Find the string "Especies" in the listing and report every line that has it.

Data records:
==========
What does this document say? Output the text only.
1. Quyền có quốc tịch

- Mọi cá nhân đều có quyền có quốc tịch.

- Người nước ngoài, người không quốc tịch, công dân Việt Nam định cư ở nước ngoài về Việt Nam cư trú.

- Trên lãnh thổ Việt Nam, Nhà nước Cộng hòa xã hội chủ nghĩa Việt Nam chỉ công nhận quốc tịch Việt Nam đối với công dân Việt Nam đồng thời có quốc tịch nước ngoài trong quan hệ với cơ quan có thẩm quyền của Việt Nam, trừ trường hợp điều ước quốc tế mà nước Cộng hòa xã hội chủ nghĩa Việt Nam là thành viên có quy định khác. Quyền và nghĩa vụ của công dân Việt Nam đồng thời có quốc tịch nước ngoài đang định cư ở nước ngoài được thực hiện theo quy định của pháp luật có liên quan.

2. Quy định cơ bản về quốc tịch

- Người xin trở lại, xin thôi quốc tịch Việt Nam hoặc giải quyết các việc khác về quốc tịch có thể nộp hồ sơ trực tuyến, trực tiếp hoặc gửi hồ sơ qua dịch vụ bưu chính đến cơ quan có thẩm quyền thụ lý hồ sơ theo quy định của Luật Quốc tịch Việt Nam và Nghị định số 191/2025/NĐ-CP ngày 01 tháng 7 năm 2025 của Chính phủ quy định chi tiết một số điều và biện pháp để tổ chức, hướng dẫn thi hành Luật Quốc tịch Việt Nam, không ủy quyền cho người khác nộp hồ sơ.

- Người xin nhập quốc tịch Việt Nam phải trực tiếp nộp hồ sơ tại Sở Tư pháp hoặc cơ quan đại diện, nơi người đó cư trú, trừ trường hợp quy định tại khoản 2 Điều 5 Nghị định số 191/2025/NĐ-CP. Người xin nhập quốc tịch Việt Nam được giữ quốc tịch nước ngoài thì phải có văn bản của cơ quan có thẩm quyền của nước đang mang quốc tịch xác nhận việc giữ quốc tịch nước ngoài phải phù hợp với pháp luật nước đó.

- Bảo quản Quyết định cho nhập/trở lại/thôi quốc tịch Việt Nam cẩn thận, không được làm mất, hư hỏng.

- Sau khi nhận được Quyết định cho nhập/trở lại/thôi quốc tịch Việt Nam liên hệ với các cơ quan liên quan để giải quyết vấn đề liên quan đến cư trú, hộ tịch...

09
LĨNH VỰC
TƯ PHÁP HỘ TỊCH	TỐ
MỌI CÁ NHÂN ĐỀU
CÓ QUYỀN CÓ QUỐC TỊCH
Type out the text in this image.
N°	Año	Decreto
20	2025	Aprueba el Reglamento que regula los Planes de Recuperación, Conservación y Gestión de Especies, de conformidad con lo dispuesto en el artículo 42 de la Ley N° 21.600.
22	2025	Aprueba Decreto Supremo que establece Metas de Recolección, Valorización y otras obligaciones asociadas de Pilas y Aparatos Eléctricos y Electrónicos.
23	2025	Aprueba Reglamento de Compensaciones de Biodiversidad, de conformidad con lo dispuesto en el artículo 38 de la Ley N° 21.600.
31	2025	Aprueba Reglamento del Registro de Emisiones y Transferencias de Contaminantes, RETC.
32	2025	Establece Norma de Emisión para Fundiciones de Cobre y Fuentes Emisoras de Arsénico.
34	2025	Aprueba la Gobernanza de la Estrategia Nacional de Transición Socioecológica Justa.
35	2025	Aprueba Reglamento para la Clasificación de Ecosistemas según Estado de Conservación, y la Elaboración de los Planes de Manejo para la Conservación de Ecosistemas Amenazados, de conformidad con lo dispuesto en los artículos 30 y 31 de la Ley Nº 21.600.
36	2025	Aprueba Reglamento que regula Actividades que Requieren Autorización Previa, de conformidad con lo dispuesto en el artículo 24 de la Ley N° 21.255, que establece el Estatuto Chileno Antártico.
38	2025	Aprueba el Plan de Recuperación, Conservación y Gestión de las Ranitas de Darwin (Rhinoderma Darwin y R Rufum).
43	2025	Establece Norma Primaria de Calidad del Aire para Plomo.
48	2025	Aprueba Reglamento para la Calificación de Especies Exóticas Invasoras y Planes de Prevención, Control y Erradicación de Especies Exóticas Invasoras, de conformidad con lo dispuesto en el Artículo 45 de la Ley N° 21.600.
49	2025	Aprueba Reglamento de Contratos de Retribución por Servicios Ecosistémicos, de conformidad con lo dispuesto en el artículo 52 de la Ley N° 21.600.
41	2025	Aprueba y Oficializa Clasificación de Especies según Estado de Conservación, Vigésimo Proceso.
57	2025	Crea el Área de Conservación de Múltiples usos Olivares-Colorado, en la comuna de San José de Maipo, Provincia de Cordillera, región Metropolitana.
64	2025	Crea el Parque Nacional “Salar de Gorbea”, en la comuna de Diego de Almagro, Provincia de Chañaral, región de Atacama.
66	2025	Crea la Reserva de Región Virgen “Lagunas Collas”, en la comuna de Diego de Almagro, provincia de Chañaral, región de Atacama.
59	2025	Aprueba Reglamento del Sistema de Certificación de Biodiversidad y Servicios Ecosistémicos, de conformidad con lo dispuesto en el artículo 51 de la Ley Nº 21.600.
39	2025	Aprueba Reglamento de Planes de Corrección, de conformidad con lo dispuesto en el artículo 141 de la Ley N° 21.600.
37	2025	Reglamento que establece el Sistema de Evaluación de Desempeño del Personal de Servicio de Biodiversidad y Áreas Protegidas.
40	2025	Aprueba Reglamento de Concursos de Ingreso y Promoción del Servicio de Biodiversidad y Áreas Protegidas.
==========
• Completed exercise
20	2025	Aprueba el Reglamento que regula los Planes de Recuperación, Conservación y Gestión de Especies, de conformidad con lo dispuesto en el artículo 42 de la Ley N° 21.600.
48	2025	Aprueba Reglamento para la Calificación de Especies Exóticas Invasoras y Planes de Prevención, Control y Erradicación de Especies Exóticas Invasoras, de conformidad con lo dispuesto en el Artículo 45 de la Ley N° 21.600.
41	2025	Aprueba y Oficializa Clasificación de Especies según Estado de Conservación, Vigésimo Proceso.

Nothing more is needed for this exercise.